Present each line of the entries below that holds the word "Album".

(Data items)
++++++
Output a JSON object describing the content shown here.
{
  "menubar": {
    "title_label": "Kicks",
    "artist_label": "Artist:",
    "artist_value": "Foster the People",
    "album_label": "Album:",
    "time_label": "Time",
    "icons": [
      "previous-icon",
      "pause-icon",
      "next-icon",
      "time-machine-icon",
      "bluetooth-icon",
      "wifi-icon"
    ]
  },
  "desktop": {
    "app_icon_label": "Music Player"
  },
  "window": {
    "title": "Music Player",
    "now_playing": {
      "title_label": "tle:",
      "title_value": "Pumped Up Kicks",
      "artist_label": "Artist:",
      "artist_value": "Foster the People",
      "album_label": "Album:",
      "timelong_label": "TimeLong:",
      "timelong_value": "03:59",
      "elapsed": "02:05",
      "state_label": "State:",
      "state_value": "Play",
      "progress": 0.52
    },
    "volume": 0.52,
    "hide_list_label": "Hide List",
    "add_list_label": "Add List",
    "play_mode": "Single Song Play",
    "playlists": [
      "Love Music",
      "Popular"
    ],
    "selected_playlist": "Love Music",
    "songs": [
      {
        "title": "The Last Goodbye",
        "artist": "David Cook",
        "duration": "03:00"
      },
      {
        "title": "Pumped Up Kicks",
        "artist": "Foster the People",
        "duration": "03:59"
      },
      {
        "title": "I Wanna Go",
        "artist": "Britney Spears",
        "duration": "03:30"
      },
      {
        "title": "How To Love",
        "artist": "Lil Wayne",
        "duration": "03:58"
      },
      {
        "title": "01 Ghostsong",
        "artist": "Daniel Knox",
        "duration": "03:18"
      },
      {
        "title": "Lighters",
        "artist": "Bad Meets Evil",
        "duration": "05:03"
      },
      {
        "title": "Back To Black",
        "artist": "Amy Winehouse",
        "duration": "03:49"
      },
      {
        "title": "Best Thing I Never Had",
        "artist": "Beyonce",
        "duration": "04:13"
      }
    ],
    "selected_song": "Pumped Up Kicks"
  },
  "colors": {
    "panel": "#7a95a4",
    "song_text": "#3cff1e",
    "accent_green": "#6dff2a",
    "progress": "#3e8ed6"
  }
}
++++++
> _Exercise output_:
    "album_label": "Album:",
      "album_label": "Album:",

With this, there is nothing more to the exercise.